Collected data:
=-=-=
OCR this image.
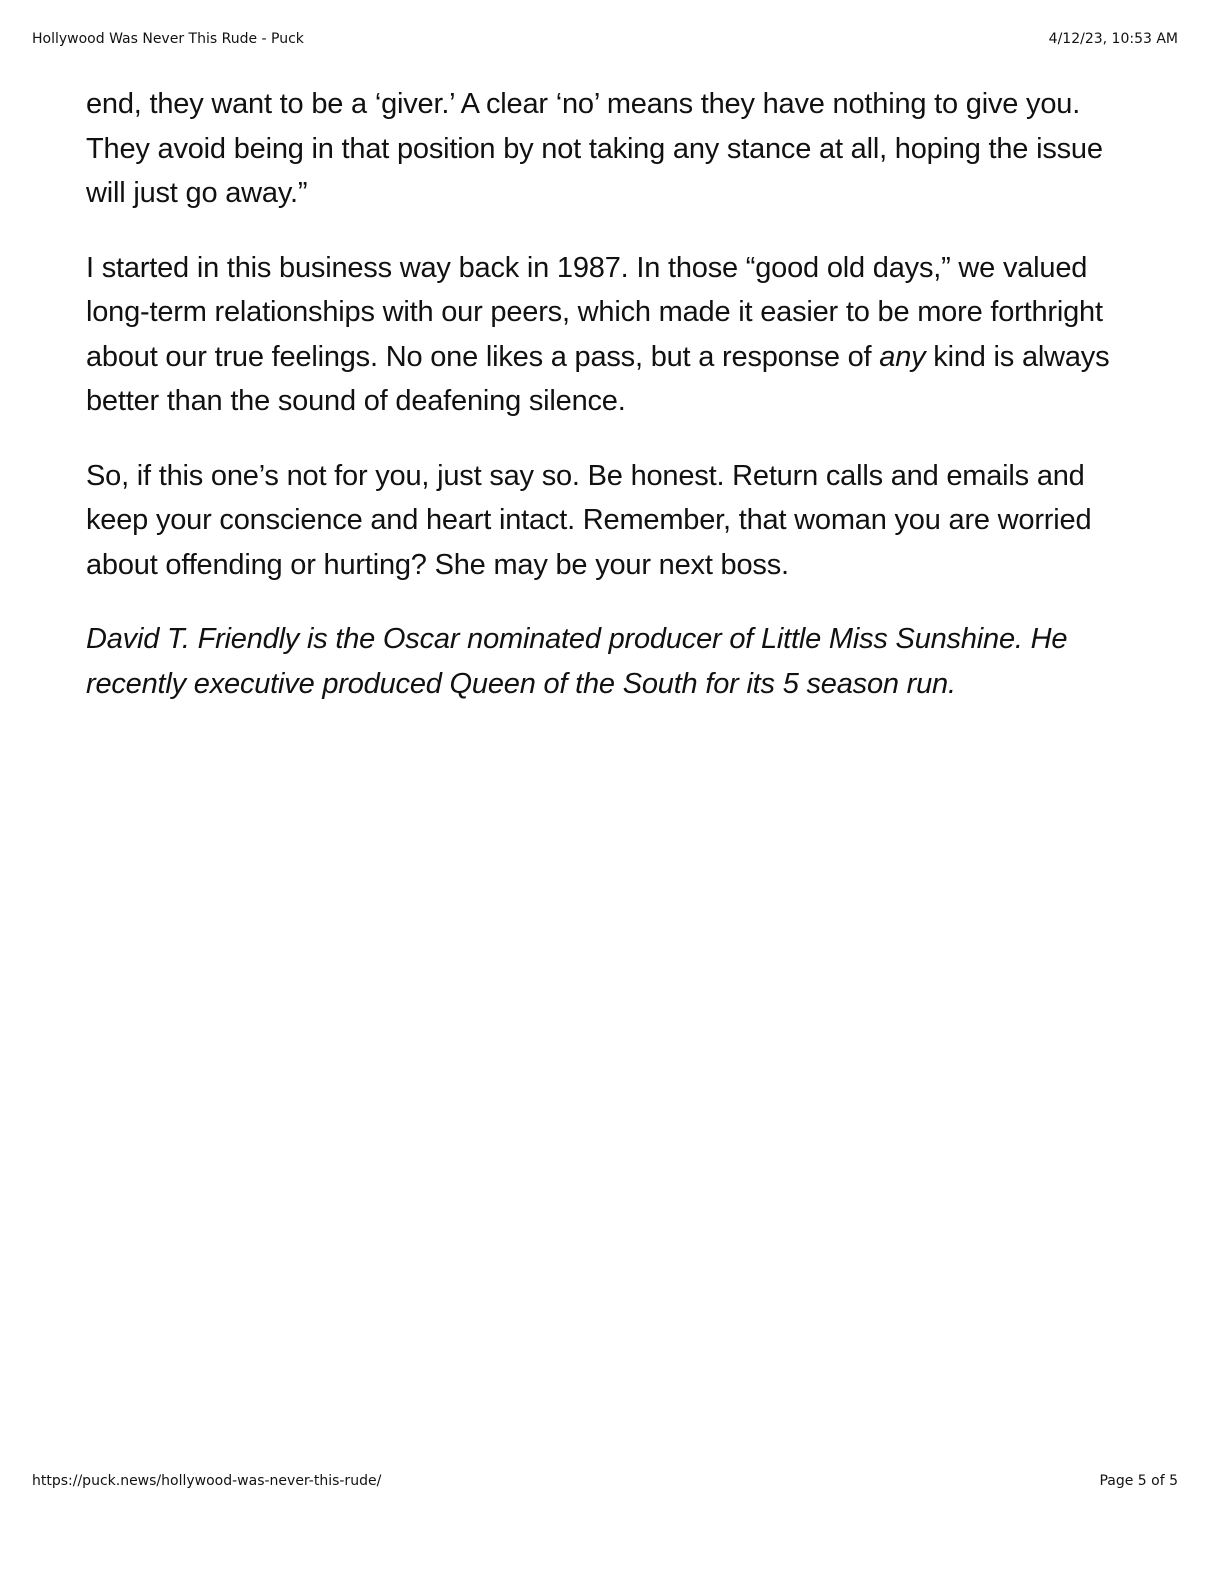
Hollywood Was Never This Rude - Puck	4/12/23, 10:53 AM

end, they want to be a ‘giver.’ A clear ‘no’ means they have nothing to give you. They avoid being in that position by not taking any stance at all, hoping the issue will just go away.”

I started in this business way back in 1987. In those “good old days,” we valued long-term relationships with our peers, which made it easier to be more forthright about our true feelings. No one likes a pass, but a response of any kind is always better than the sound of deafening silence.

So, if this one’s not for you, just say so. Be honest. Return calls and emails and keep your conscience and heart intact. Remember, that woman you are worried about offending or hurting? She may be your next boss.

David T. Friendly is the Oscar nominated producer of Little Miss Sunshine. He recently executive produced Queen of the South for its 5 season run.

https://puck.news/hollywood-was-never-this-rude/	Page 5 of 5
=-=-=
- Exercise objective
Find how many lines in the listing contain the word "about" and give that count alone.

- Problem solution
2